§ **Exercise instructions**
Every record must appear in the response exactly as given.

[Website and app data records]
BEGIN
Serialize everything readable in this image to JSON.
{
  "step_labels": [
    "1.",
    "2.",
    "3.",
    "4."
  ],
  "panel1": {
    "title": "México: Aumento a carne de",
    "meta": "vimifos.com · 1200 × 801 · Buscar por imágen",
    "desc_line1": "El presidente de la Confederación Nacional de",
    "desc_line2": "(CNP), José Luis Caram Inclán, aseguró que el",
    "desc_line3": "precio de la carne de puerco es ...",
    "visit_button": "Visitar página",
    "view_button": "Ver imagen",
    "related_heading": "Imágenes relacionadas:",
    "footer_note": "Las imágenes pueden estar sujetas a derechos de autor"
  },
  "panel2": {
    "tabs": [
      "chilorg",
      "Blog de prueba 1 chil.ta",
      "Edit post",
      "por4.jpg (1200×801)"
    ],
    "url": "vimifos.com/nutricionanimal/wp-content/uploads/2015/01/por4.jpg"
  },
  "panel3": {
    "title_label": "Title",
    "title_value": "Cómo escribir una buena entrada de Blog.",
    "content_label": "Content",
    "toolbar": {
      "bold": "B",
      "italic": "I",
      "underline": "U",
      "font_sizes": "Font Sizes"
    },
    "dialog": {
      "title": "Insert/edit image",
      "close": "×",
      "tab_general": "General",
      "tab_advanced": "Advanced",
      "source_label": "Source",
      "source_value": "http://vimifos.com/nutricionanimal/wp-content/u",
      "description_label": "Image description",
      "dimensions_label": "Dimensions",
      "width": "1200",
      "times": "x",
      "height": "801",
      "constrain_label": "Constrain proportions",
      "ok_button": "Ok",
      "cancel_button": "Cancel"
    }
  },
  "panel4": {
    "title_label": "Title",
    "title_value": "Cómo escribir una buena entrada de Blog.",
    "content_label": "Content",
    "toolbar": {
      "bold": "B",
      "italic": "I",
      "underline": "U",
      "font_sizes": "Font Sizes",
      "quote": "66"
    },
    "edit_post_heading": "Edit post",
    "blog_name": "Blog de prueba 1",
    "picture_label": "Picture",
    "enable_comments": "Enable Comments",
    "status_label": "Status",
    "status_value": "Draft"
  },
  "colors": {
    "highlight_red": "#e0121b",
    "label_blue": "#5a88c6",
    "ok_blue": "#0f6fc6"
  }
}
END
§ **Answer to this problem**
Serialize everything readable in this image to JSON.
{
  "step_labels": [
    "1.",
    "2.",
    "3.",
    "4."
  ],
  "panel1": {
    "title": "México: Aumento a carne de",
    "meta": "vimifos.com · 1200 × 801 · Buscar por imágen",
    "desc_line1": "El presidente de la Confederación Nacional de",
    "desc_line2": "(CNP), José Luis Caram Inclán, aseguró que el",
    "desc_line3": "precio de la carne de puerco es ...",
    "visit_button": "Visitar página",
    "view_button": "Ver imagen",
    "related_heading": "Imágenes relacionadas:",
    "footer_note": "Las imágenes pueden estar sujetas a derechos de autor"
  },
  "panel2": {
    "tabs": [
      "chilorg",
      "Blog de prueba 1 chil.ta",
      "Edit post",
      "por4.jpg (1200×801)"
    ],
    "url": "vimifos.com/nutricionanimal/wp-content/uploads/2015/01/por4.jpg"
  },
  "panel3": {
    "title_label": "Title",
    "title_value": "Cómo escribir una buena entrada de Blog.",
    "content_label": "Content",
    "toolbar": {
      "bold": "B",
      "italic": "I",
      "underline": "U",
      "font_sizes": "Font Sizes"
    },
    "dialog": {
      "title": "Insert/edit image",
      "close": "×",
      "tab_general": "General",
      "tab_advanced": "Advanced",
      "source_label": "Source",
      "source_value": "http://vimifos.com/nutricionanimal/wp-content/u",
      "description_label": "Image description",
      "dimensions_label": "Dimensions",
      "width": "1200",
      "times": "x",
      "height": "801",
      "constrain_label": "Constrain proportions",
      "ok_button": "Ok",
      "cancel_button": "Cancel"
    }
  },
  "panel4": {
    "title_label": "Title",
    "title_value": "Cómo escribir una buena entrada de Blog.",
    "content_label": "Content",
    "toolbar": {
      "bold": "B",
      "italic": "I",
      "underline": "U",
      "font_sizes": "Font Sizes",
      "quote": "66"
    },
    "edit_post_heading": "Edit post",
    "blog_name": "Blog de prueba 1",
    "picture_label": "Picture",
    "enable_comments": "Enable Comments",
    "status_label": "Status",
    "status_value": "Draft"
  },
  "colors": {
    "highlight_red": "#e0121b",
    "label_blue": "#5a88c6",
    "ok_blue": "#0f6fc6"
  }
}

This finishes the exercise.